▸ Data excerpts
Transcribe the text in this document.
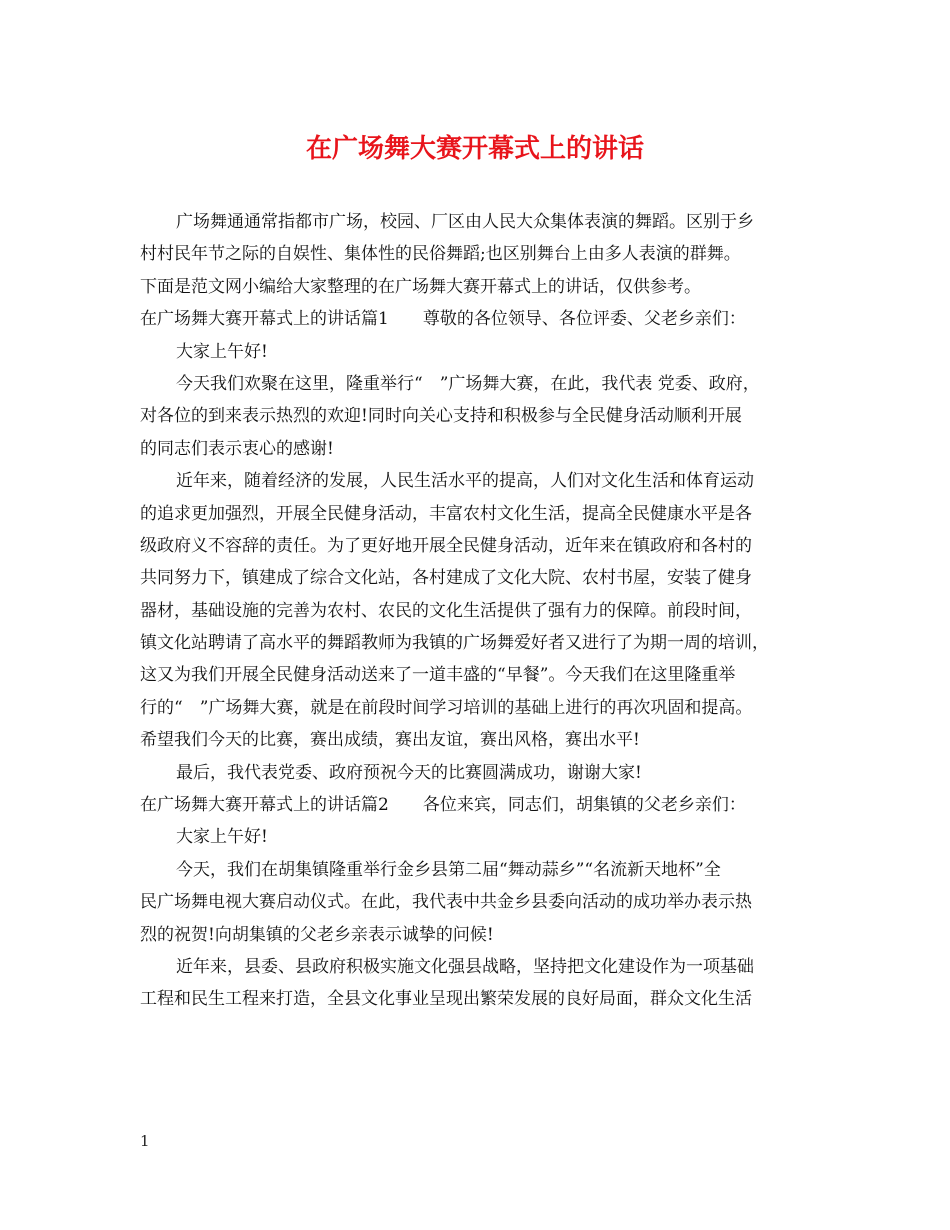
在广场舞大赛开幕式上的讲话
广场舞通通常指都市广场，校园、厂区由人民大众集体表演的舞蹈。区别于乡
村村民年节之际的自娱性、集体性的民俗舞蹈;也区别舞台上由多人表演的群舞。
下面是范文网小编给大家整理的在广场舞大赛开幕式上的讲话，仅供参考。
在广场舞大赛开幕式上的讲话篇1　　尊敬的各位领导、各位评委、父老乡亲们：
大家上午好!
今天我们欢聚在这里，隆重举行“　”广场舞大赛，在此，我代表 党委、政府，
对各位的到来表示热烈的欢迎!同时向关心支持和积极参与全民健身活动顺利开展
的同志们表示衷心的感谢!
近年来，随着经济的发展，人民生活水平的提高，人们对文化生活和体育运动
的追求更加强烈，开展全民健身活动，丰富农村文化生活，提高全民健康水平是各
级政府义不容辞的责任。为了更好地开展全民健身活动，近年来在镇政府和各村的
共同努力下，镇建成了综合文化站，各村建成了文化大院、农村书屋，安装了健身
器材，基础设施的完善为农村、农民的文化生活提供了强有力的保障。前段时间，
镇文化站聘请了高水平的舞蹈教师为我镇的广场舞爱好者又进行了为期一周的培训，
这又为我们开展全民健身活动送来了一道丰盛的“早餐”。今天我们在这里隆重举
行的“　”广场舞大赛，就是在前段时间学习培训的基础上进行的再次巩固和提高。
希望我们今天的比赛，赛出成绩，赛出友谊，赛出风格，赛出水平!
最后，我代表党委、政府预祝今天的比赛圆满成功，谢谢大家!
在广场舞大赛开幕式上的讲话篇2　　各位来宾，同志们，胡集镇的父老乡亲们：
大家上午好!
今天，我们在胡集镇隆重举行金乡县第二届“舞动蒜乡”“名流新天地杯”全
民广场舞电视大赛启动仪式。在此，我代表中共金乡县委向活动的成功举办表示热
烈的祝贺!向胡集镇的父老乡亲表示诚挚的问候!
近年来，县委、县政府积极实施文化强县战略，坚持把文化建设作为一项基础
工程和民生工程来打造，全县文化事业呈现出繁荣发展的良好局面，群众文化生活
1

▸ Objective
Set each line of the records down exactly, leaving every picture out.

▸ Output for this exercise
Transcribe the text in this document.
在广场舞大赛开幕式上的讲话
广场舞通通常指都市广场，校园、厂区由人民大众集体表演的舞蹈。区别于乡
村村民年节之际的自娱性、集体性的民俗舞蹈;也区别舞台上由多人表演的群舞。
下面是范文网小编给大家整理的在广场舞大赛开幕式上的讲话，仅供参考。
在广场舞大赛开幕式上的讲话篇1　　尊敬的各位领导、各位评委、父老乡亲们：
大家上午好!
今天我们欢聚在这里，隆重举行“　”广场舞大赛，在此，我代表 党委、政府，
对各位的到来表示热烈的欢迎!同时向关心支持和积极参与全民健身活动顺利开展
的同志们表示衷心的感谢!
近年来，随着经济的发展，人民生活水平的提高，人们对文化生活和体育运动
的追求更加强烈，开展全民健身活动，丰富农村文化生活，提高全民健康水平是各
级政府义不容辞的责任。为了更好地开展全民健身活动，近年来在镇政府和各村的
共同努力下，镇建成了综合文化站，各村建成了文化大院、农村书屋，安装了健身
器材，基础设施的完善为农村、农民的文化生活提供了强有力的保障。前段时间，
镇文化站聘请了高水平的舞蹈教师为我镇的广场舞爱好者又进行了为期一周的培训，
这又为我们开展全民健身活动送来了一道丰盛的“早餐”。今天我们在这里隆重举
行的“　”广场舞大赛，就是在前段时间学习培训的基础上进行的再次巩固和提高。
希望我们今天的比赛，赛出成绩，赛出友谊，赛出风格，赛出水平!
最后，我代表党委、政府预祝今天的比赛圆满成功，谢谢大家!
在广场舞大赛开幕式上的讲话篇2　　各位来宾，同志们，胡集镇的父老乡亲们：
大家上午好!
今天，我们在胡集镇隆重举行金乡县第二届“舞动蒜乡”“名流新天地杯”全
民广场舞电视大赛启动仪式。在此，我代表中共金乡县委向活动的成功举办表示热
烈的祝贺!向胡集镇的父老乡亲表示诚挚的问候!
近年来，县委、县政府积极实施文化强县战略，坚持把文化建设作为一项基础
工程和民生工程来打造，全县文化事业呈现出繁荣发展的良好局面，群众文化生活
1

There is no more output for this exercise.